TASK
Please reproduce the data, substituting "x-axis-tick-label" for "x-tick-label" wherever it occurs and leaving everything else unchanged.

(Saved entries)
——————

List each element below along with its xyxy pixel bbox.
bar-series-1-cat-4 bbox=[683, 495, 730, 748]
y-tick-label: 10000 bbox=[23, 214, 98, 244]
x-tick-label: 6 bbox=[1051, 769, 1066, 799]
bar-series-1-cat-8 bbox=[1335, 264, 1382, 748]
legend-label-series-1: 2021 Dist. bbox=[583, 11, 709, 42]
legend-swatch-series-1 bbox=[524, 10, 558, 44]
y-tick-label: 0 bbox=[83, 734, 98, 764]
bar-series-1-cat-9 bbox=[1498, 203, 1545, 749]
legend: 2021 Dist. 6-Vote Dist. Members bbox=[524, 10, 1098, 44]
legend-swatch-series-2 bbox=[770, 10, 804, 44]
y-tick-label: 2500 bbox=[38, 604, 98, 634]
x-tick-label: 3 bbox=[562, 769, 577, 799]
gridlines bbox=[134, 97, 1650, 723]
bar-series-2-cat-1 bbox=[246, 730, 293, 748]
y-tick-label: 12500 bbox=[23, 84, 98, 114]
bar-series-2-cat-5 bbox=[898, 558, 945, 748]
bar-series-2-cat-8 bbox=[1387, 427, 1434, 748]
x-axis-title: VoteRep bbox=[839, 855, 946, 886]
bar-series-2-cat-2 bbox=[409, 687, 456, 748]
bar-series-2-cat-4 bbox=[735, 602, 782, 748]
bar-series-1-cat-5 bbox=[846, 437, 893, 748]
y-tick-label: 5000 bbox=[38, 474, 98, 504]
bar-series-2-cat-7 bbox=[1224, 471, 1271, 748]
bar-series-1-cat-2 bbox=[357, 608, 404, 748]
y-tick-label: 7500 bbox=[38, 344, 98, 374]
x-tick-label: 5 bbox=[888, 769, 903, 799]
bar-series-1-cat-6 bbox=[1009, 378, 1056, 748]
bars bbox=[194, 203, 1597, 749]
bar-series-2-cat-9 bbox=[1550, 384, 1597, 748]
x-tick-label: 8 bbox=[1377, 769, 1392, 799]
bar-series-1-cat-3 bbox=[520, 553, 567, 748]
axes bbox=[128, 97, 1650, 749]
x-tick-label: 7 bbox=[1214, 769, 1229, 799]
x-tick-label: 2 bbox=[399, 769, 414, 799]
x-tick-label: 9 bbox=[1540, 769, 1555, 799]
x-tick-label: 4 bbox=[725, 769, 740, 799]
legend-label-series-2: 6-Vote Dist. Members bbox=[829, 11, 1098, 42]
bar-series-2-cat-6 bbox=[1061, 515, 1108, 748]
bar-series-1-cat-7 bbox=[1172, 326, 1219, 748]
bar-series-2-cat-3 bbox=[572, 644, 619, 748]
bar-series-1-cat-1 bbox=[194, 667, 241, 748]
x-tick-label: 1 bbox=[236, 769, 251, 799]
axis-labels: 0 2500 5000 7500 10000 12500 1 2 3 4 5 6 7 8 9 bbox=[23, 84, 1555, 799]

——————

WRITTEN RESPONSE
List each element below along with its xyxy pixel bbox.
bar-series-1-cat-4 bbox=[683, 495, 730, 748]
y-tick-label: 10000 bbox=[23, 214, 98, 244]
x-axis-tick-label: 6 bbox=[1051, 769, 1066, 799]
bar-series-1-cat-8 bbox=[1335, 264, 1382, 748]
legend-label-series-1: 2021 Dist. bbox=[583, 11, 709, 42]
legend-swatch-series-1 bbox=[524, 10, 558, 44]
y-tick-label: 0 bbox=[83, 734, 98, 764]
bar-series-1-cat-9 bbox=[1498, 203, 1545, 749]
legend: 2021 Dist. 6-Vote Dist. Members bbox=[524, 10, 1098, 44]
legend-swatch-series-2 bbox=[770, 10, 804, 44]
y-tick-label: 2500 bbox=[38, 604, 98, 634]
x-axis-tick-label: 3 bbox=[562, 769, 577, 799]
gridlines bbox=[134, 97, 1650, 723]
bar-series-2-cat-1 bbox=[246, 730, 293, 748]
y-tick-label: 12500 bbox=[23, 84, 98, 114]
bar-series-2-cat-5 bbox=[898, 558, 945, 748]
bar-series-2-cat-8 bbox=[1387, 427, 1434, 748]
x-axis-title: VoteRep bbox=[839, 855, 946, 886]
bar-series-2-cat-2 bbox=[409, 687, 456, 748]
bar-series-2-cat-4 bbox=[735, 602, 782, 748]
bar-series-1-cat-5 bbox=[846, 437, 893, 748]
y-tick-label: 5000 bbox=[38, 474, 98, 504]
bar-series-2-cat-7 bbox=[1224, 471, 1271, 748]
bar-series-1-cat-2 bbox=[357, 608, 404, 748]
y-tick-label: 7500 bbox=[38, 344, 98, 374]
x-axis-tick-label: 5 bbox=[888, 769, 903, 799]
bar-series-1-cat-6 bbox=[1009, 378, 1056, 748]
bars bbox=[194, 203, 1597, 749]
bar-series-2-cat-9 bbox=[1550, 384, 1597, 748]
x-axis-tick-label: 8 bbox=[1377, 769, 1392, 799]
bar-series-1-cat-3 bbox=[520, 553, 567, 748]
axes bbox=[128, 97, 1650, 749]
x-axis-tick-label: 7 bbox=[1214, 769, 1229, 799]
x-axis-tick-label: 2 bbox=[399, 769, 414, 799]
x-axis-tick-label: 9 bbox=[1540, 769, 1555, 799]
x-axis-tick-label: 4 bbox=[725, 769, 740, 799]
legend-label-series-2: 6-Vote Dist. Members bbox=[829, 11, 1098, 42]
bar-series-2-cat-6 bbox=[1061, 515, 1108, 748]
bar-series-1-cat-7 bbox=[1172, 326, 1219, 748]
bar-series-2-cat-3 bbox=[572, 644, 619, 748]
bar-series-1-cat-1 bbox=[194, 667, 241, 748]
x-axis-tick-label: 1 bbox=[236, 769, 251, 799]
axis-labels: 0 2500 5000 7500 10000 12500 1 2 3 4 5 6 7 8 9 bbox=[23, 84, 1555, 799]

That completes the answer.